Task directions
Make an exact copy of each entry, leaving out every picture.
========
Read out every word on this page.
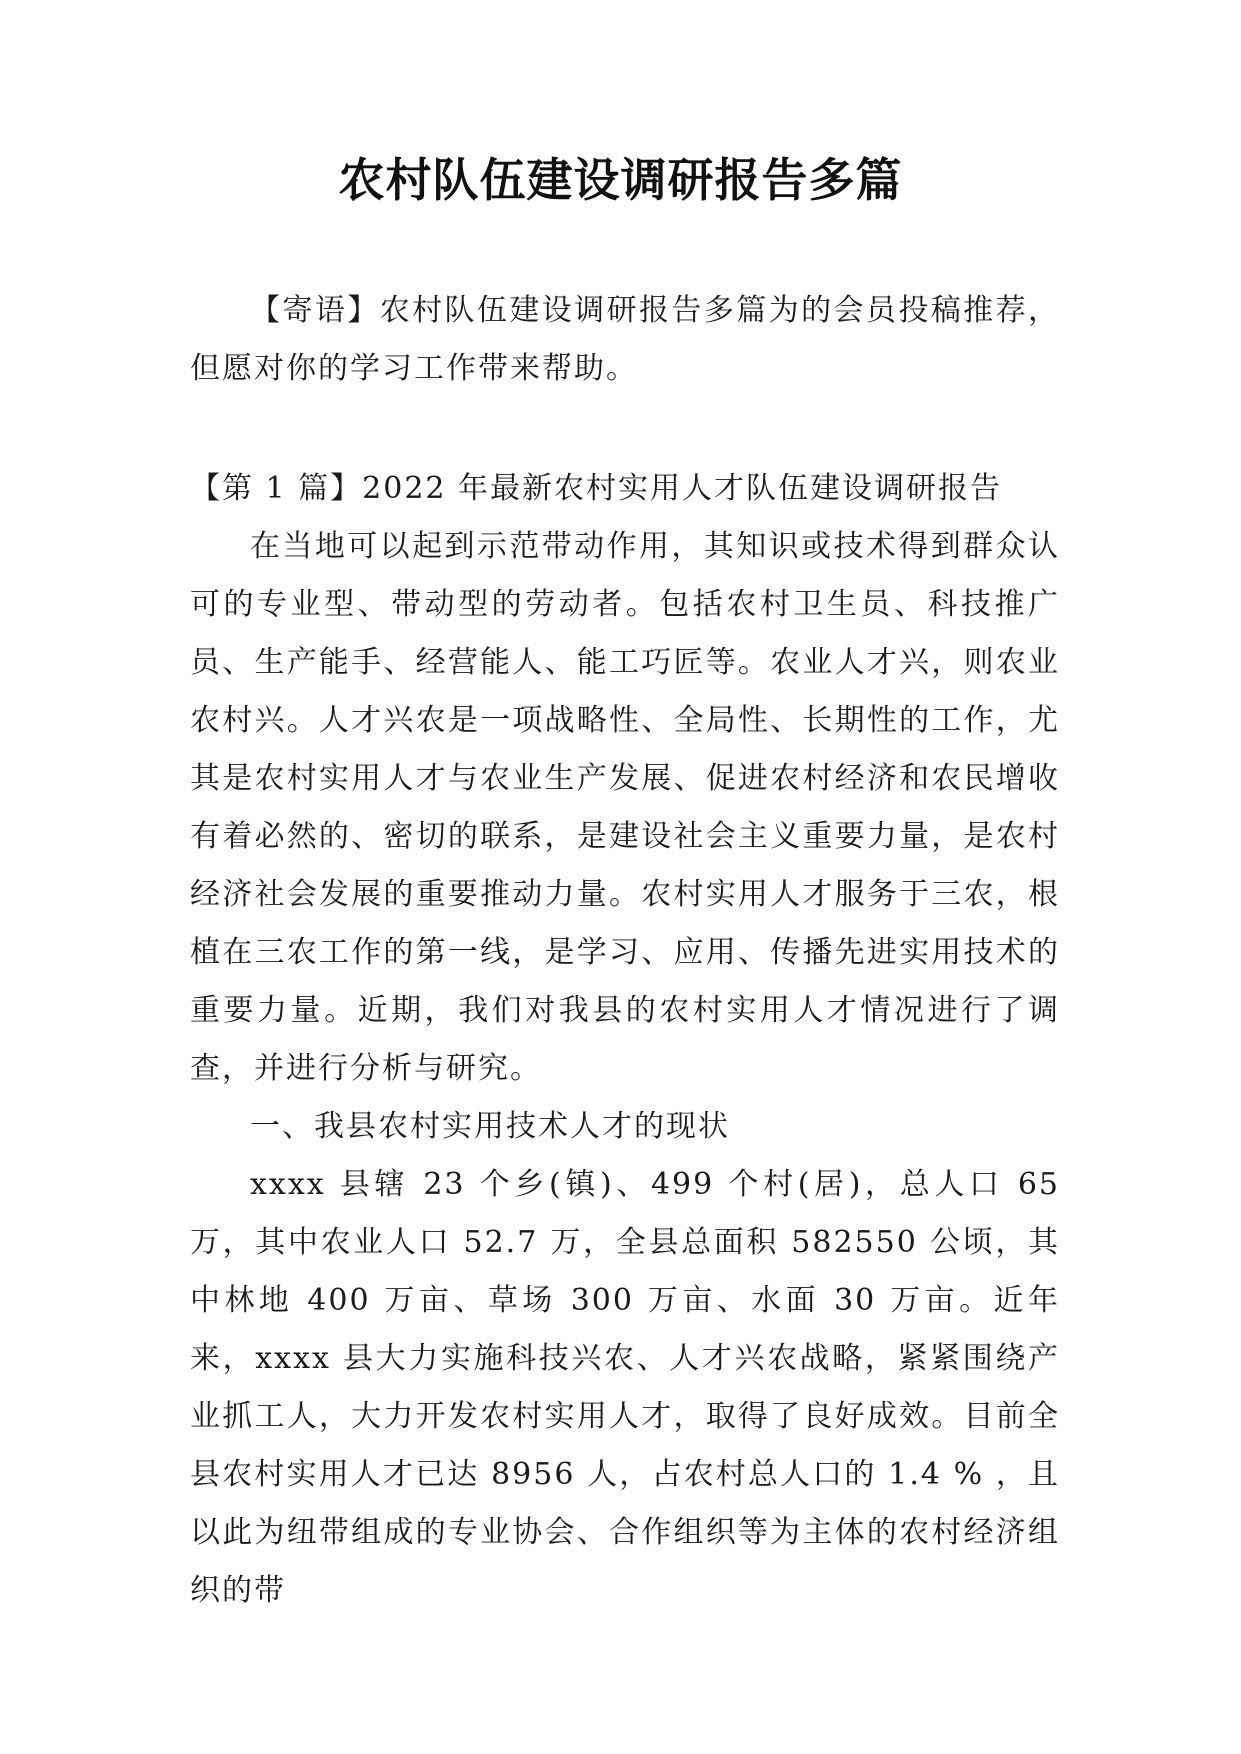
农村队伍建设调研报告多篇

【寄语】农村队伍建设调研报告多篇为的会员投稿推荐，但愿对你的学习工作带来帮助。

【第 1 篇】2022 年最新农村实用人才队伍建设调研报告

在当地可以起到示范带动作用，其知识或技术得到群众认可的专业型、带动型的劳动者。包括农村卫生员、科技推广员、生产能手、经营能人、能工巧匠等。农业人才兴，则农业农村兴。人才兴农是一项战略性、全局性、长期性的工作，尤其是农村实用人才与农业生产发展、促进农村经济和农民增收有着必然的、密切的联系，是建设社会主义重要力量，是农村经济社会发展的重要推动力量。农村实用人才服务于三农，根植在三农工作的第一线，是学习、应用、传播先进实用技术的重要力量。近期，我们对我县的农村实用人才情况进行了调查，并进行分析与研究。

一、我县农村实用技术人才的现状

xxxx 县辖 23 个乡(镇)、499 个村(居)，总人口 65 万，其中农业人口 52.7 万，全县总面积 582550 公顷，其中林地 400 万亩、草场 300 万亩、水面 30 万亩。近年来，xxxx 县大力实施科技兴农、人才兴农战略，紧紧围绕产业抓工人，大力开发农村实用人才，取得了良好成效。目前全县农村实用人才已达 8956 人，占农村总人口的 1.4 % ，且以此为纽带组成的专业协会、合作组织等为主体的农村经济组织的带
========
Response to this exercise
Read out every word on this page.
农村队伍建设调研报告多篇

【寄语】农村队伍建设调研报告多篇为的会员投稿推荐，但愿对你的学习工作带来帮助。

【第 1 篇】2022 年最新农村实用人才队伍建设调研报告

在当地可以起到示范带动作用，其知识或技术得到群众认可的专业型、带动型的劳动者。包括农村卫生员、科技推广员、生产能手、经营能人、能工巧匠等。农业人才兴，则农业农村兴。人才兴农是一项战略性、全局性、长期性的工作，尤其是农村实用人才与农业生产发展、促进农村经济和农民增收有着必然的、密切的联系，是建设社会主义重要力量，是农村经济社会发展的重要推动力量。农村实用人才服务于三农，根植在三农工作的第一线，是学习、应用、传播先进实用技术的重要力量。近期，我们对我县的农村实用人才情况进行了调查，并进行分析与研究。

一、我县农村实用技术人才的现状

xxxx 县辖 23 个乡(镇)、499 个村(居)，总人口 65 万，其中农业人口 52.7 万，全县总面积 582550 公顷，其中林地 400 万亩、草场 300 万亩、水面 30 万亩。近年来，xxxx 县大力实施科技兴农、人才兴农战略，紧紧围绕产业抓工人，大力开发农村实用人才，取得了良好成效。目前全县农村实用人才已达 8956 人，占农村总人口的 1.4 % ，且以此为纽带组成的专业协会、合作组织等为主体的农村经济组织的带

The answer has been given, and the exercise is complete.